[Description of the task] Copy out all lines of the records in which the word "JSON" appears.

— Start —

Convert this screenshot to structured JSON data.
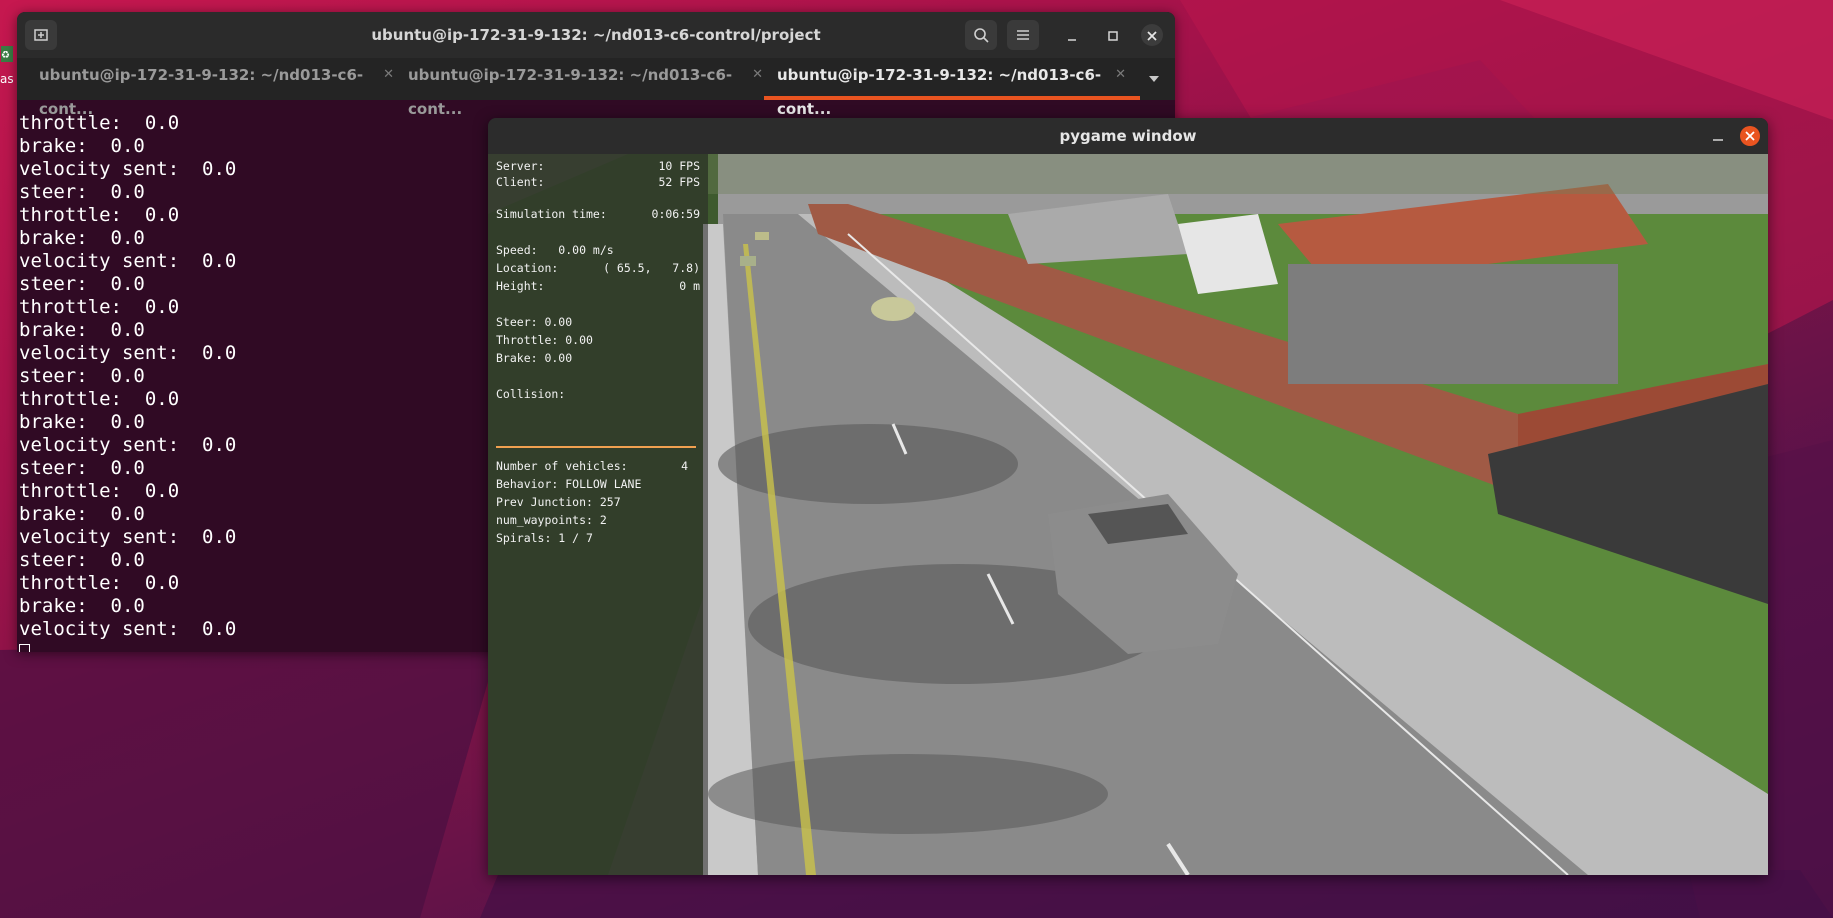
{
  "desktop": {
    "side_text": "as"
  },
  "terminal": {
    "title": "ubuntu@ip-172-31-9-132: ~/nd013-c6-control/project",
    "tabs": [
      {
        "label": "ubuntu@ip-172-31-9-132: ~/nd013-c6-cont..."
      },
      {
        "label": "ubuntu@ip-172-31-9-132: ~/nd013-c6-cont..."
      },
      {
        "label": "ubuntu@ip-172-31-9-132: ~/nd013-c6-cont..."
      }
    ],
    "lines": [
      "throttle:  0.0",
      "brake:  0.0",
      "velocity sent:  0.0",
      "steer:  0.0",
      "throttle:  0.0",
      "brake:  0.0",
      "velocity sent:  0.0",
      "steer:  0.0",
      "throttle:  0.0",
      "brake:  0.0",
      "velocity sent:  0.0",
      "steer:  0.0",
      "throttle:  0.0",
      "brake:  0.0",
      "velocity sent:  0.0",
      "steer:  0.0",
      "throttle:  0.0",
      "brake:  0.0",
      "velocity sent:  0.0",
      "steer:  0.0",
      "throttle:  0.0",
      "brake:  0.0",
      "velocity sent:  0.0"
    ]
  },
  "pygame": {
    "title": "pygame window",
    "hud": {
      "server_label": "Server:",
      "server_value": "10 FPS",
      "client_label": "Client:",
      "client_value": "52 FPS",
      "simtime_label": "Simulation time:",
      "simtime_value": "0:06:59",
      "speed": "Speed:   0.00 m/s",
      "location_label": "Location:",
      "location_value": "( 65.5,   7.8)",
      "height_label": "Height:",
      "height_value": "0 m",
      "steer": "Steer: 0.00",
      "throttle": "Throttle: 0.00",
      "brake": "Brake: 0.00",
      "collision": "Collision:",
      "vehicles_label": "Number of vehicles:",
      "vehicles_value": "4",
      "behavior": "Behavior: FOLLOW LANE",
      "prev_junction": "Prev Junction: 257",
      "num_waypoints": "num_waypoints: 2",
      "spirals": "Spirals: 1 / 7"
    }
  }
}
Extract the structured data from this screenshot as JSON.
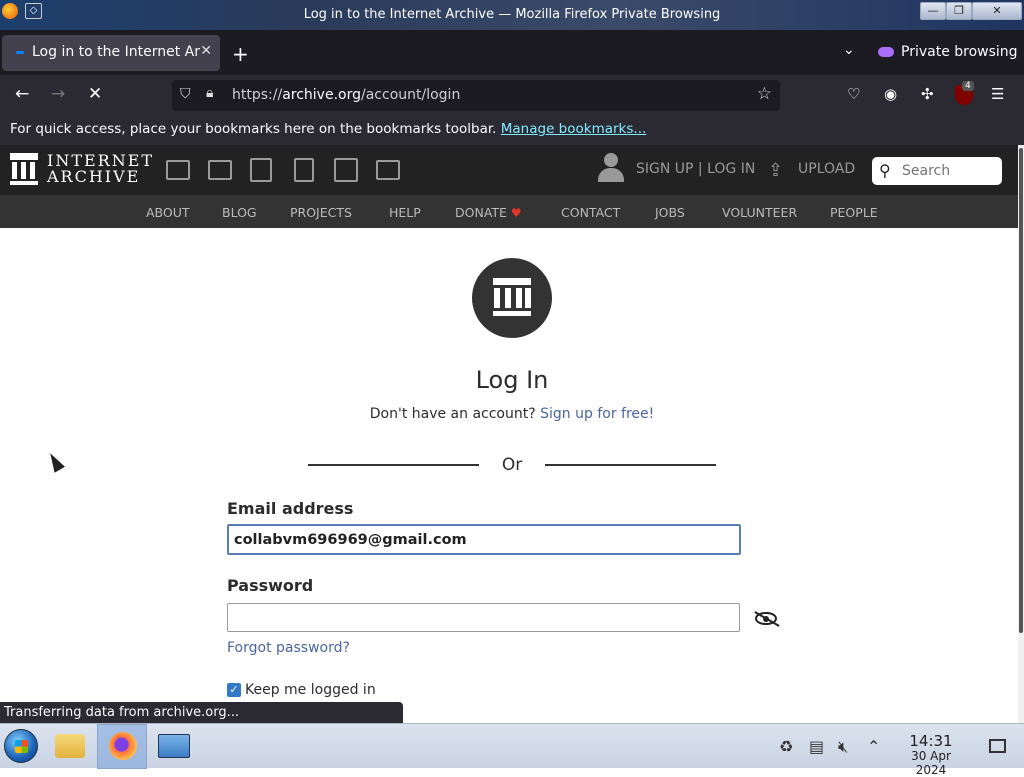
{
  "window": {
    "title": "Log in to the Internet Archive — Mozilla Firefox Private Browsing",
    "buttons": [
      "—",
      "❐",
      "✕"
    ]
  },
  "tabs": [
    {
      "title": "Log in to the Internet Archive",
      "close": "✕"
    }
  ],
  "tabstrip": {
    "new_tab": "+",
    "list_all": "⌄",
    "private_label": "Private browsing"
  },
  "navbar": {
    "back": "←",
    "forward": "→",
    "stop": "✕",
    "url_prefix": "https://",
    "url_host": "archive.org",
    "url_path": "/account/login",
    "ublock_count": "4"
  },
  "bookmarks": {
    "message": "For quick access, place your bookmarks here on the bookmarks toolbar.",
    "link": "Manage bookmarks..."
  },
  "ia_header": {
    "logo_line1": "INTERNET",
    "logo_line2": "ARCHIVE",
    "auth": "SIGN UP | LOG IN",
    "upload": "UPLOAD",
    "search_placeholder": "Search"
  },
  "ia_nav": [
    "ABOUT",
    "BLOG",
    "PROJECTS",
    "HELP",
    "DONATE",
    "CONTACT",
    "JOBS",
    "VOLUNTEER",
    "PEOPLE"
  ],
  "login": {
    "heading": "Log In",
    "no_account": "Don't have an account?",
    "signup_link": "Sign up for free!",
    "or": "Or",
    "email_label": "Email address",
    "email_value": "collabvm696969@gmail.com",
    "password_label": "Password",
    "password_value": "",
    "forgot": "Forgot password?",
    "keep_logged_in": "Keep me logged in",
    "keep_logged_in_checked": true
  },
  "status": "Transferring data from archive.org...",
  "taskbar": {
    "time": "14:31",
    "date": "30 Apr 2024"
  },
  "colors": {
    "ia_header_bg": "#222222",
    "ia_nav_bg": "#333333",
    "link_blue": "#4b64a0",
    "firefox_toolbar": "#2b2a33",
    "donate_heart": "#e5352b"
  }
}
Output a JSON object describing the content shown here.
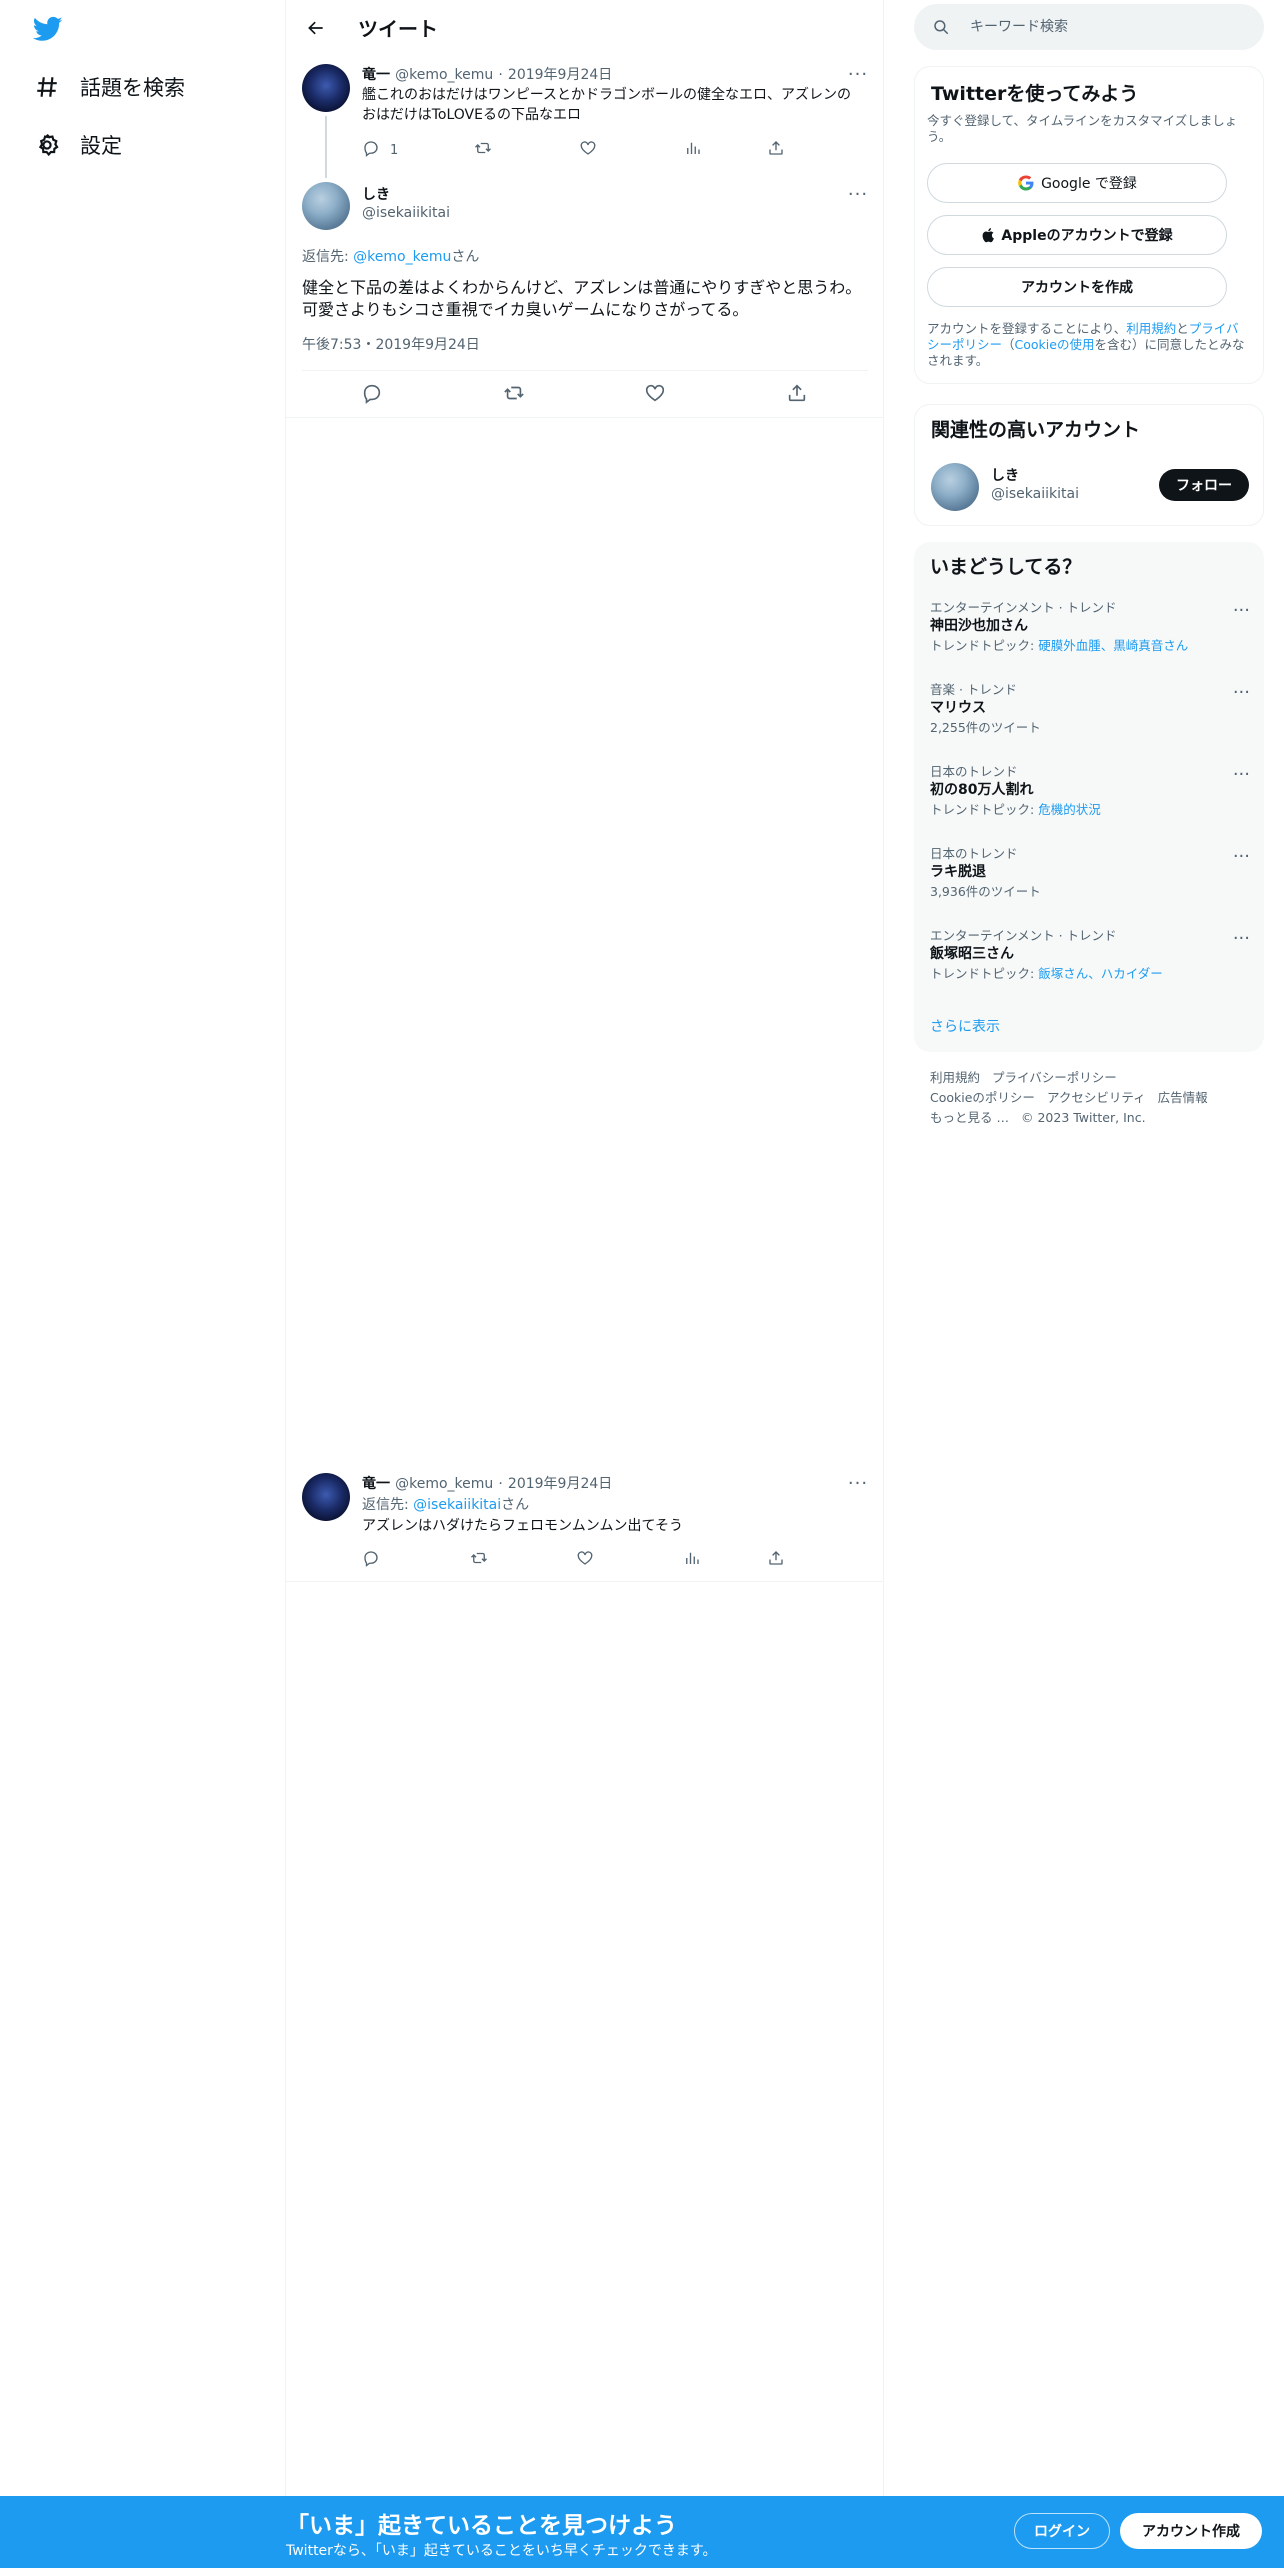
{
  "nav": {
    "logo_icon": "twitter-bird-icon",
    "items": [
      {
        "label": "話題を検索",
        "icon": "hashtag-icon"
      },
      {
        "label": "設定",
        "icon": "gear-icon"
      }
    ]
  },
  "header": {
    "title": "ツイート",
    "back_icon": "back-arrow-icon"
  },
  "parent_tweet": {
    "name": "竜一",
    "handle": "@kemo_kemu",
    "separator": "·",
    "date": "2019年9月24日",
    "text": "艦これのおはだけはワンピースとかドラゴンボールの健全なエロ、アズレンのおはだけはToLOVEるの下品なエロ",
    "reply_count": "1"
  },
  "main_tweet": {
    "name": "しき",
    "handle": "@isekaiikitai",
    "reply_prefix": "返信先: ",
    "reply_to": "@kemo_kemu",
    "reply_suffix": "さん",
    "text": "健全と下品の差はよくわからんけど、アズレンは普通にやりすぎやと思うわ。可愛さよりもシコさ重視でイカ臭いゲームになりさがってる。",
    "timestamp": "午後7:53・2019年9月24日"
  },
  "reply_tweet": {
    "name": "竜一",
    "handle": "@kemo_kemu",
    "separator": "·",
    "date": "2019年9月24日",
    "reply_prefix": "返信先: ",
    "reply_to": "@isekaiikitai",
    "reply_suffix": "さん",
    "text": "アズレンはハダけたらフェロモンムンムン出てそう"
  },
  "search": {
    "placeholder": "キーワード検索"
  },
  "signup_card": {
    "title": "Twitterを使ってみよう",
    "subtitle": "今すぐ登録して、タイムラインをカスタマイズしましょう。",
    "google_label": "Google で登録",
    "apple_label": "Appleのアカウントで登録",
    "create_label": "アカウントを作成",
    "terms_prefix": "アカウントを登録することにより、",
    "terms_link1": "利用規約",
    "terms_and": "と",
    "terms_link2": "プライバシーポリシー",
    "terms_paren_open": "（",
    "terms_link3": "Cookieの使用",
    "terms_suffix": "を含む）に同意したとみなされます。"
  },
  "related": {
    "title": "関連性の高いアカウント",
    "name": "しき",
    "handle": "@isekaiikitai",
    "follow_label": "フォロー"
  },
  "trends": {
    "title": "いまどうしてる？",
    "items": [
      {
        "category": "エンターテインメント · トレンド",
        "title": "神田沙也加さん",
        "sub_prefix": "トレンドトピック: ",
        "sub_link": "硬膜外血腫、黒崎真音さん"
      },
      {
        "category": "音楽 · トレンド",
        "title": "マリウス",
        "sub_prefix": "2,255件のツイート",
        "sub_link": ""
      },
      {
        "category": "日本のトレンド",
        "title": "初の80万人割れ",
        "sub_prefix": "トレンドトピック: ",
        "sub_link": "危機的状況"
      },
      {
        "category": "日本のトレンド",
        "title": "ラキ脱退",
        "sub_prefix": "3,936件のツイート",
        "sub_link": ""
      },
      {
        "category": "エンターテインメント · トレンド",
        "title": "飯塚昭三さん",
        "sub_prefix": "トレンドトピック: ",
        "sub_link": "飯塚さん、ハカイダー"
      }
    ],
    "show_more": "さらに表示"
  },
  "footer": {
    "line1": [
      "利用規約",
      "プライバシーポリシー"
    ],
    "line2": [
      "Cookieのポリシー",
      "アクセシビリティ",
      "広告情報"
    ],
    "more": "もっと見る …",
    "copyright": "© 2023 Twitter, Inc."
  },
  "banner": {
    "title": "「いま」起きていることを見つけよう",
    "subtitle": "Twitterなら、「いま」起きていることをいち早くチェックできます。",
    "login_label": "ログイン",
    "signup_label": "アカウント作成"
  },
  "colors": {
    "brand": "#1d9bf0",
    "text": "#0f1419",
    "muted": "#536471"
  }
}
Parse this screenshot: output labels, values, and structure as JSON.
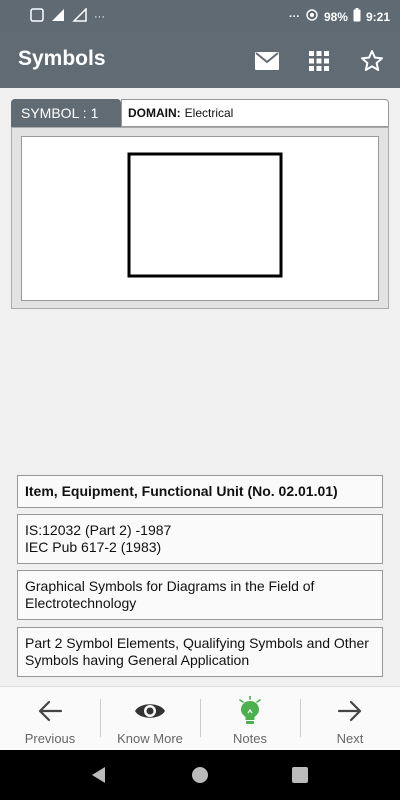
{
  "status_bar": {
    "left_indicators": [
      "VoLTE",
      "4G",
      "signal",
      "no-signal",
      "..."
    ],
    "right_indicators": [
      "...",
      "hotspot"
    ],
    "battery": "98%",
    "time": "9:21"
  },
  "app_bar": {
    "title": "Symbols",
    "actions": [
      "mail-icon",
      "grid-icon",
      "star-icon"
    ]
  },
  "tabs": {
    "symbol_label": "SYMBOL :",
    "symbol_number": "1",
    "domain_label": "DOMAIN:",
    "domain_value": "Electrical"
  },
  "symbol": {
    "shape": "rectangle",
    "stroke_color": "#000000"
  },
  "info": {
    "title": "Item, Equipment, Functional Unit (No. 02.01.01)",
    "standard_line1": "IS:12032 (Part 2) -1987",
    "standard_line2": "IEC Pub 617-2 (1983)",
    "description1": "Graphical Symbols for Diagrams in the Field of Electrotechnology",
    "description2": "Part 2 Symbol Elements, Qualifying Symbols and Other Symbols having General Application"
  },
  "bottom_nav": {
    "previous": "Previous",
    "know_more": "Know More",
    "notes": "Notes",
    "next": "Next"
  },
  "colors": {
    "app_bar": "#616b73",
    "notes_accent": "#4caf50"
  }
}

— End —

[Response to this task]
Convert this screenshot to structured JSON data.
Extract the structured data from this screenshot as JSON.
Output a JSON object describing the content shown here.
Parse this screenshot: output labels, values, and structure as JSON.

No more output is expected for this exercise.